**Task to complete**
Search the data for the word "Technické" and copy every line where it occurs.
>>>>>
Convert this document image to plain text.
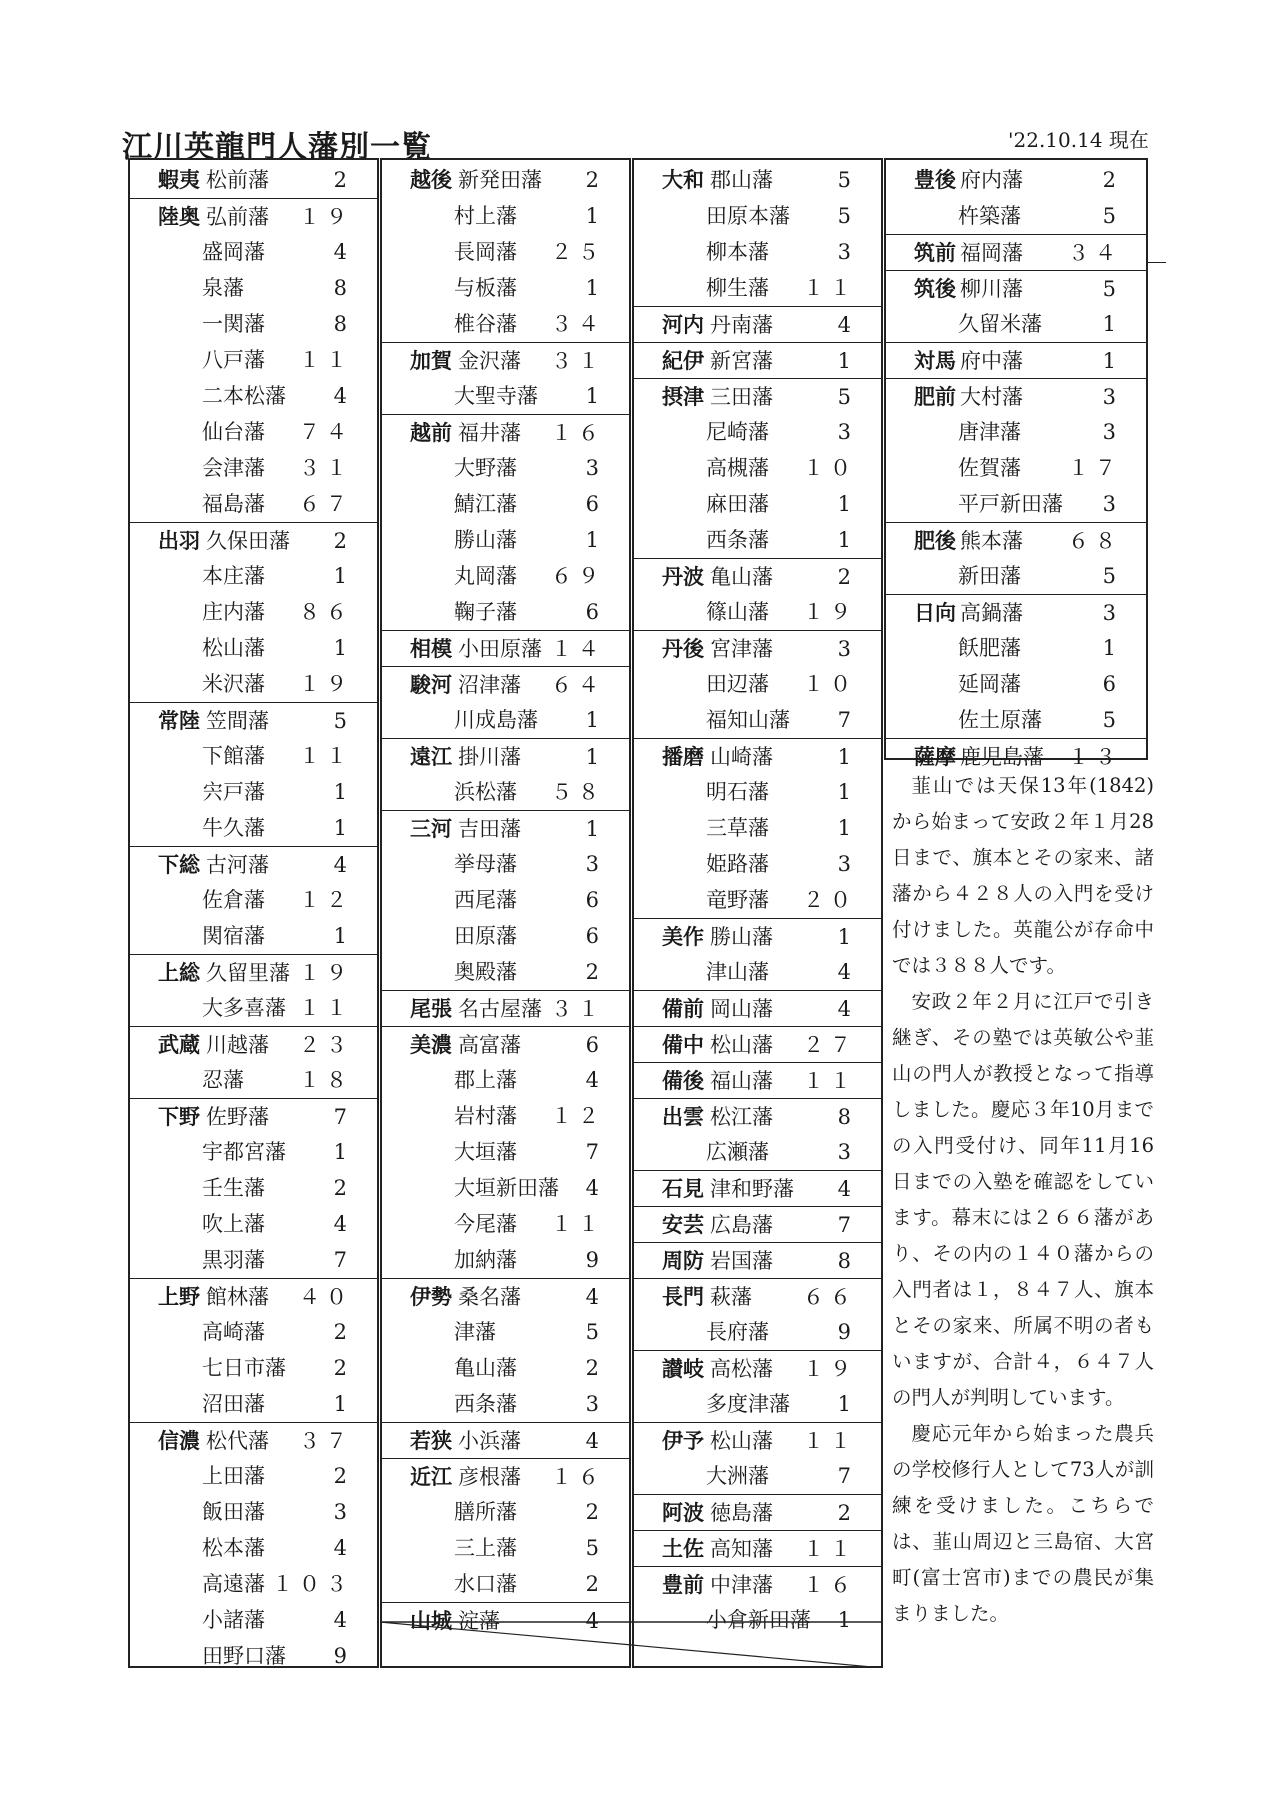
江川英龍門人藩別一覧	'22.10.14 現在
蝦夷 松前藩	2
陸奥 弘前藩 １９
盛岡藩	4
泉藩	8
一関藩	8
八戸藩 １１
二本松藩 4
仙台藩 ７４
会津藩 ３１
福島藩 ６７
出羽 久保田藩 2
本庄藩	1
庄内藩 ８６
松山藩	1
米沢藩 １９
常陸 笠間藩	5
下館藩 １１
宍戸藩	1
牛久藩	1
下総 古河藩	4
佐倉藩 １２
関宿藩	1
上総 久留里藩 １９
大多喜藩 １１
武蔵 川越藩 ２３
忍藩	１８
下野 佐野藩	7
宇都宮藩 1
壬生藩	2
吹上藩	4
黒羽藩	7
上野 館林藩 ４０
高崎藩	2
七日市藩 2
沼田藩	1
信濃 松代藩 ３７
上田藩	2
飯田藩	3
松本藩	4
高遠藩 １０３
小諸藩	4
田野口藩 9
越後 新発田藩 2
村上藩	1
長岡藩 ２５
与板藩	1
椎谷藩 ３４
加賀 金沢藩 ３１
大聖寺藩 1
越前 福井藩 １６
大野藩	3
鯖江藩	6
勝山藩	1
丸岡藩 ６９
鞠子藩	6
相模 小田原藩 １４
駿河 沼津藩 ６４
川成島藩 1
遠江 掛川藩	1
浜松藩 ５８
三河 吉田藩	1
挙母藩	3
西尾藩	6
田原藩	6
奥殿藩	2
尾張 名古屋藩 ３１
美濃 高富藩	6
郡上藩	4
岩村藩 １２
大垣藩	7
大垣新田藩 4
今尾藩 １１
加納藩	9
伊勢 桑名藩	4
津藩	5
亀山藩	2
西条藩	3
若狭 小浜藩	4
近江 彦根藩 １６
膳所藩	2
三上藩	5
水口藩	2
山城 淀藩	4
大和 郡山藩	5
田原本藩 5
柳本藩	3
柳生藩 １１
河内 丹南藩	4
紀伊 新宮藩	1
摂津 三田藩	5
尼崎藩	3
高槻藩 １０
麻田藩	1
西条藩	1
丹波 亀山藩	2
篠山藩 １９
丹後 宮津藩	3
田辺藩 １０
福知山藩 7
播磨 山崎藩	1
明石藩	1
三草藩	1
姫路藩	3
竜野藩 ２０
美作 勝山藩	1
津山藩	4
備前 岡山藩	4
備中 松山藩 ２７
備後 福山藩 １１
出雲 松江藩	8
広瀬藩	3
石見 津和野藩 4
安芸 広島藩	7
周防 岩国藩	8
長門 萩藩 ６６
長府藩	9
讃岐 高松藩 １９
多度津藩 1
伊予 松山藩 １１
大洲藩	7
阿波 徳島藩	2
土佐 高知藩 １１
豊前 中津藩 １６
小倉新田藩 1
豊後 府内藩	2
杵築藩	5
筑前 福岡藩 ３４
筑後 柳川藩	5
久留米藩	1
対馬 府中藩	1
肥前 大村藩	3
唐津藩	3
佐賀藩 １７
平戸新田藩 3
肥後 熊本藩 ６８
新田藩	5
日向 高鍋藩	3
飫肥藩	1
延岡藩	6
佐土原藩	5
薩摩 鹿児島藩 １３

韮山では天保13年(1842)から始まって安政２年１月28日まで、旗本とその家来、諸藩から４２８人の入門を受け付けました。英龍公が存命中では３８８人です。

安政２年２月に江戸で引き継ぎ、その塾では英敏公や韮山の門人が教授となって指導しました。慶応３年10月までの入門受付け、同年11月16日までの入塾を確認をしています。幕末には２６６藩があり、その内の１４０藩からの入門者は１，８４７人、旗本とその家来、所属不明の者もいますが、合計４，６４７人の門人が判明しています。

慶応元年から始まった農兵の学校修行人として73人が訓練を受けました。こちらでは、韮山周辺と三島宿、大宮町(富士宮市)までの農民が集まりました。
<<<<<
>>>>>
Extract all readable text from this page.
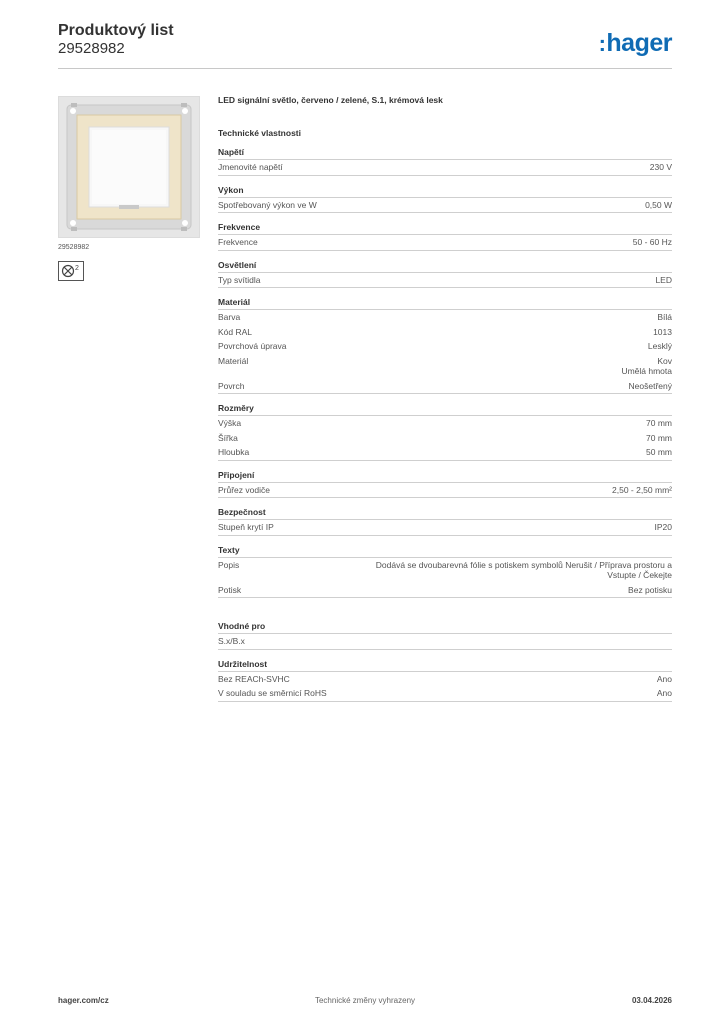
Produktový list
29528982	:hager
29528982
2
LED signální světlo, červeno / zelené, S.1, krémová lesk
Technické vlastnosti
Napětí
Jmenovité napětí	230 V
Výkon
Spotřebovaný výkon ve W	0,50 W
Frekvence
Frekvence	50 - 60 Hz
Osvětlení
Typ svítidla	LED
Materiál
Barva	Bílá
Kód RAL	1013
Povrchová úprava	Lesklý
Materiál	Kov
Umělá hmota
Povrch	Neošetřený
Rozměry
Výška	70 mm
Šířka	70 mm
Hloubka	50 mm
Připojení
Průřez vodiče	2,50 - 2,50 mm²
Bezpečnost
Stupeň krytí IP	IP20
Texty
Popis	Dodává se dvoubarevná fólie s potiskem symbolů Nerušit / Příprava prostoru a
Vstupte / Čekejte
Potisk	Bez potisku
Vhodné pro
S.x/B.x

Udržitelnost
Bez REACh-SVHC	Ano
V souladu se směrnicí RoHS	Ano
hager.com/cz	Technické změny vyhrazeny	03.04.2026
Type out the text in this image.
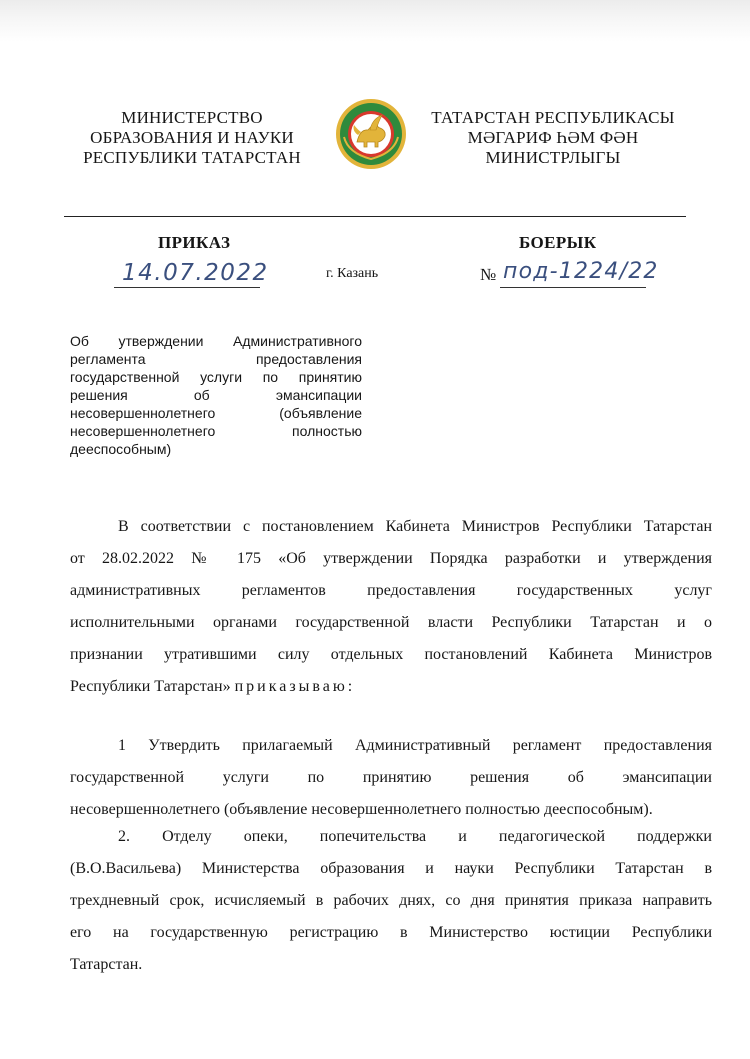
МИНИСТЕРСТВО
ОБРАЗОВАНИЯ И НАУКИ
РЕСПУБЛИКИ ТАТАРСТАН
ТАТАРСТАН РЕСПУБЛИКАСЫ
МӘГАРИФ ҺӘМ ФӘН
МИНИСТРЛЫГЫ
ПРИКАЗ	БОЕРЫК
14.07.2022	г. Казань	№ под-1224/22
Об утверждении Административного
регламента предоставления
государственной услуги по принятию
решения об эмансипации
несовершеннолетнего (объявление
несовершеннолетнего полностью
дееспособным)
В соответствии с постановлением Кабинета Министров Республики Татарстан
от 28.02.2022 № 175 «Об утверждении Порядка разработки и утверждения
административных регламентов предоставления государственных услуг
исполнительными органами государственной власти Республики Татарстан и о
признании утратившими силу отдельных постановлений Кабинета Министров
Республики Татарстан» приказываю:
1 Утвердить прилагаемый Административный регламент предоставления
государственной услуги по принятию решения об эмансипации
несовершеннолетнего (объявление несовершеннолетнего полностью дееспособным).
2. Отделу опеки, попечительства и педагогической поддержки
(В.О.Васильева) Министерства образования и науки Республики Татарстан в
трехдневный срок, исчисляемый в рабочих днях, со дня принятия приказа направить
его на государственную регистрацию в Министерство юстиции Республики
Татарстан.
<<<<<
>>>>>
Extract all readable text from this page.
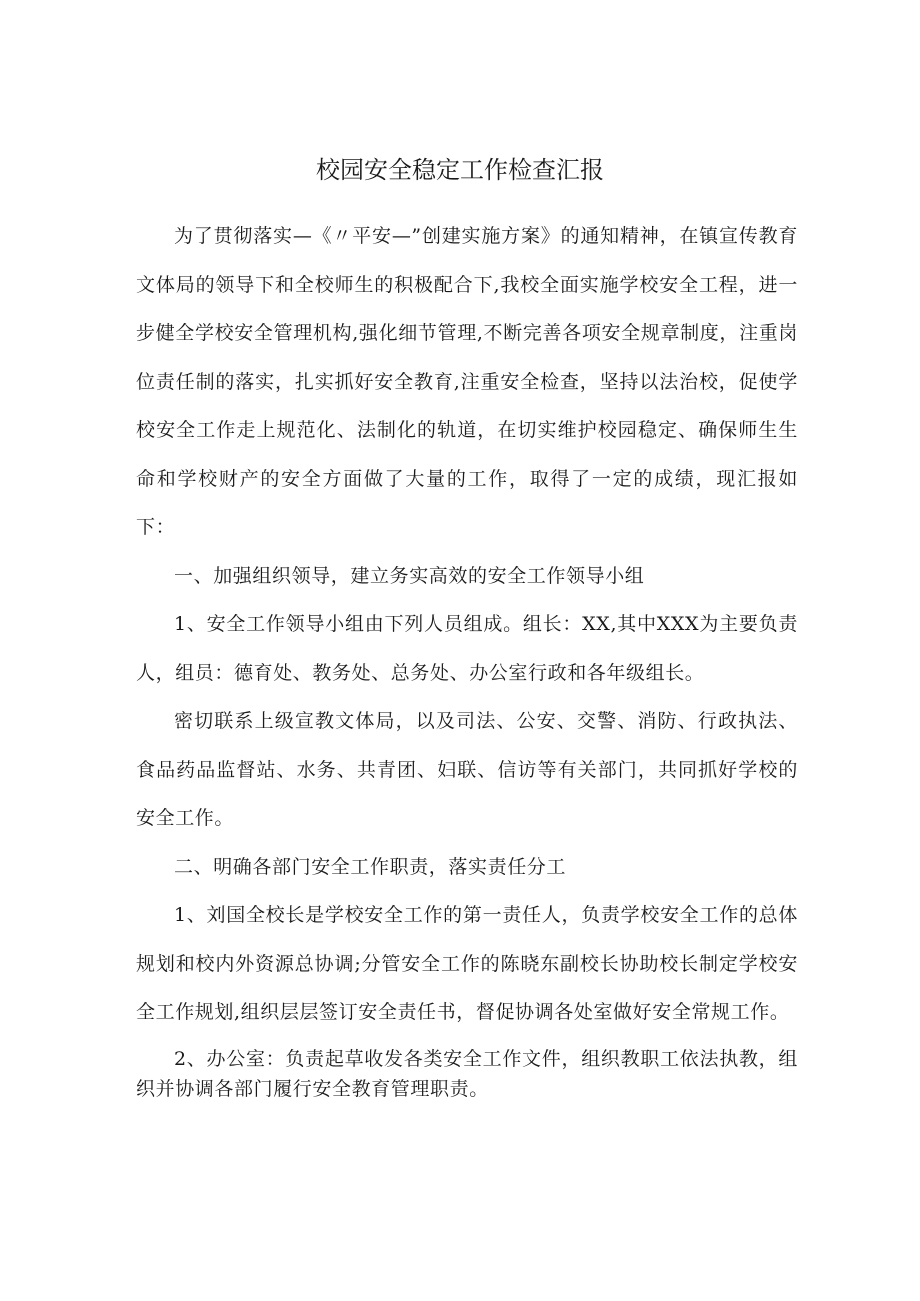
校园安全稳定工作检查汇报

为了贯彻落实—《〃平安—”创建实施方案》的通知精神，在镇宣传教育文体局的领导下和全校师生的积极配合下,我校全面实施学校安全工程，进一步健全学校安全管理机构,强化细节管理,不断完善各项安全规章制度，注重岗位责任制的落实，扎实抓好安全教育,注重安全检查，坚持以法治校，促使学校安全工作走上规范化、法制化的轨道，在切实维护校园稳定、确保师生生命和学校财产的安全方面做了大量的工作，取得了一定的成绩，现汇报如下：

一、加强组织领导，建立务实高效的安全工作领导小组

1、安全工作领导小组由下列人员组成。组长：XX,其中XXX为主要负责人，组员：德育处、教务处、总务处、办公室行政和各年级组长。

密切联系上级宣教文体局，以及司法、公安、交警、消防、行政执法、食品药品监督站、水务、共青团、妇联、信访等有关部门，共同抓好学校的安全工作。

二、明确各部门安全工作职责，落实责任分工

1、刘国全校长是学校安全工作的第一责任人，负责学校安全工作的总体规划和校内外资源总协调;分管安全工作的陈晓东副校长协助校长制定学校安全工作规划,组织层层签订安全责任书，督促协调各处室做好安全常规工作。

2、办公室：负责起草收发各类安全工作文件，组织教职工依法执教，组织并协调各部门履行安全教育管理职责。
<<<<<
**Output of the exercise**
Technické vlastnosti
hager.com/cz	Technické změny vyhrazeny	03.04.2026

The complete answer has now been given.